— start RECORD SET —

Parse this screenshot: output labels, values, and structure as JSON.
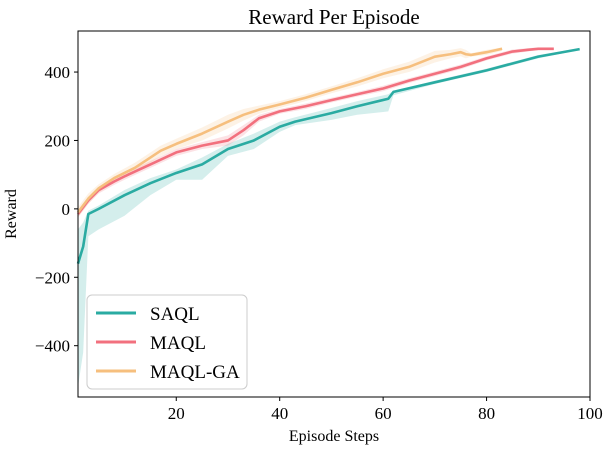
{
  "chart_data": {
    "type": "line",
    "title": "Reward Per Episode",
    "xlabel": "Episode Steps",
    "ylabel": "Reward",
    "xlim": [
      1,
      100
    ],
    "ylim": [
      -550,
      520
    ],
    "xticks": [
      20,
      40,
      60,
      80,
      100
    ],
    "yticks": [
      -400,
      -200,
      0,
      200,
      400
    ],
    "grid": false,
    "legend": "bottom-left",
    "series": [
      {
        "name": "SAQL",
        "color": "#2aaba2",
        "x": [
          1,
          2,
          3,
          5,
          10,
          15,
          20,
          25,
          30,
          35,
          40,
          43,
          50,
          55,
          61,
          62,
          70,
          80,
          90,
          98
        ],
        "y": [
          -160,
          -110,
          -15,
          0,
          40,
          75,
          105,
          130,
          175,
          200,
          240,
          255,
          280,
          300,
          322,
          342,
          370,
          405,
          445,
          467
        ],
        "band_upper": [
          -60,
          -40,
          -5,
          10,
          55,
          90,
          115,
          150,
          190,
          220,
          255,
          268,
          295,
          315,
          335,
          345,
          375,
          410,
          450,
          470
        ],
        "band_lower": [
          -520,
          -420,
          -80,
          -60,
          -20,
          40,
          85,
          85,
          155,
          175,
          225,
          245,
          260,
          275,
          285,
          332,
          365,
          400,
          440,
          465
        ]
      },
      {
        "name": "MAQL",
        "color": "#f2707e",
        "x": [
          1,
          3,
          5,
          8,
          10,
          15,
          20,
          25,
          30,
          33,
          36,
          40,
          45,
          50,
          55,
          60,
          65,
          70,
          75,
          80,
          85,
          88,
          90,
          93
        ],
        "y": [
          -15,
          25,
          55,
          80,
          95,
          130,
          165,
          185,
          200,
          230,
          265,
          285,
          300,
          318,
          335,
          352,
          375,
          395,
          415,
          440,
          460,
          465,
          468,
          468
        ],
        "band_upper": [
          -5,
          35,
          65,
          90,
          105,
          140,
          175,
          195,
          215,
          245,
          275,
          292,
          308,
          325,
          342,
          360,
          382,
          402,
          422,
          446,
          466,
          470,
          472,
          472
        ],
        "band_lower": [
          -25,
          15,
          45,
          70,
          85,
          120,
          155,
          175,
          185,
          215,
          255,
          278,
          292,
          311,
          328,
          344,
          368,
          388,
          408,
          434,
          454,
          460,
          464,
          464
        ]
      },
      {
        "name": "MAQL-GA",
        "color": "#f6bf7e",
        "x": [
          1,
          3,
          5,
          8,
          12,
          17,
          20,
          25,
          30,
          33,
          36,
          40,
          45,
          50,
          55,
          60,
          65,
          70,
          73,
          75,
          76,
          77,
          80,
          83
        ],
        "y": [
          -10,
          30,
          60,
          90,
          120,
          170,
          190,
          220,
          255,
          275,
          290,
          305,
          325,
          348,
          370,
          395,
          415,
          445,
          452,
          458,
          452,
          450,
          458,
          468
        ],
        "band_upper": [
          5,
          45,
          72,
          102,
          135,
          185,
          205,
          238,
          275,
          292,
          302,
          315,
          335,
          358,
          382,
          408,
          430,
          462,
          465,
          470,
          465,
          455,
          465,
          472
        ],
        "band_lower": [
          -25,
          15,
          48,
          78,
          105,
          155,
          175,
          200,
          235,
          258,
          278,
          295,
          315,
          338,
          358,
          382,
          400,
          428,
          440,
          446,
          440,
          445,
          450,
          462
        ]
      }
    ]
  }
}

— end RECORD SET —

* **DIRECTIVE**
Your copy should hold every record word for word and none of the pictures.

* **TASK ANSWER**
Parse this screenshot: output labels, values, and structure as JSON.
{
  "chart_data": {
    "type": "line",
    "title": "Reward Per Episode",
    "xlabel": "Episode Steps",
    "ylabel": "Reward",
    "xlim": [
      1,
      100
    ],
    "ylim": [
      -550,
      520
    ],
    "xticks": [
      20,
      40,
      60,
      80,
      100
    ],
    "yticks": [
      -400,
      -200,
      0,
      200,
      400
    ],
    "grid": false,
    "legend": "bottom-left",
    "series": [
      {
        "name": "SAQL",
        "color": "#2aaba2",
        "x": [
          1,
          2,
          3,
          5,
          10,
          15,
          20,
          25,
          30,
          35,
          40,
          43,
          50,
          55,
          61,
          62,
          70,
          80,
          90,
          98
        ],
        "y": [
          -160,
          -110,
          -15,
          0,
          40,
          75,
          105,
          130,
          175,
          200,
          240,
          255,
          280,
          300,
          322,
          342,
          370,
          405,
          445,
          467
        ],
        "band_upper": [
          -60,
          -40,
          -5,
          10,
          55,
          90,
          115,
          150,
          190,
          220,
          255,
          268,
          295,
          315,
          335,
          345,
          375,
          410,
          450,
          470
        ],
        "band_lower": [
          -520,
          -420,
          -80,
          -60,
          -20,
          40,
          85,
          85,
          155,
          175,
          225,
          245,
          260,
          275,
          285,
          332,
          365,
          400,
          440,
          465
        ]
      },
      {
        "name": "MAQL",
        "color": "#f2707e",
        "x": [
          1,
          3,
          5,
          8,
          10,
          15,
          20,
          25,
          30,
          33,
          36,
          40,
          45,
          50,
          55,
          60,
          65,
          70,
          75,
          80,
          85,
          88,
          90,
          93
        ],
        "y": [
          -15,
          25,
          55,
          80,
          95,
          130,
          165,
          185,
          200,
          230,
          265,
          285,
          300,
          318,
          335,
          352,
          375,
          395,
          415,
          440,
          460,
          465,
          468,
          468
        ],
        "band_upper": [
          -5,
          35,
          65,
          90,
          105,
          140,
          175,
          195,
          215,
          245,
          275,
          292,
          308,
          325,
          342,
          360,
          382,
          402,
          422,
          446,
          466,
          470,
          472,
          472
        ],
        "band_lower": [
          -25,
          15,
          45,
          70,
          85,
          120,
          155,
          175,
          185,
          215,
          255,
          278,
          292,
          311,
          328,
          344,
          368,
          388,
          408,
          434,
          454,
          460,
          464,
          464
        ]
      },
      {
        "name": "MAQL-GA",
        "color": "#f6bf7e",
        "x": [
          1,
          3,
          5,
          8,
          12,
          17,
          20,
          25,
          30,
          33,
          36,
          40,
          45,
          50,
          55,
          60,
          65,
          70,
          73,
          75,
          76,
          77,
          80,
          83
        ],
        "y": [
          -10,
          30,
          60,
          90,
          120,
          170,
          190,
          220,
          255,
          275,
          290,
          305,
          325,
          348,
          370,
          395,
          415,
          445,
          452,
          458,
          452,
          450,
          458,
          468
        ],
        "band_upper": [
          5,
          45,
          72,
          102,
          135,
          185,
          205,
          238,
          275,
          292,
          302,
          315,
          335,
          358,
          382,
          408,
          430,
          462,
          465,
          470,
          465,
          455,
          465,
          472
        ],
        "band_lower": [
          -25,
          15,
          48,
          78,
          105,
          155,
          175,
          200,
          235,
          258,
          278,
          295,
          315,
          338,
          358,
          382,
          400,
          428,
          440,
          446,
          440,
          445,
          450,
          462
        ]
      }
    ]
  }
}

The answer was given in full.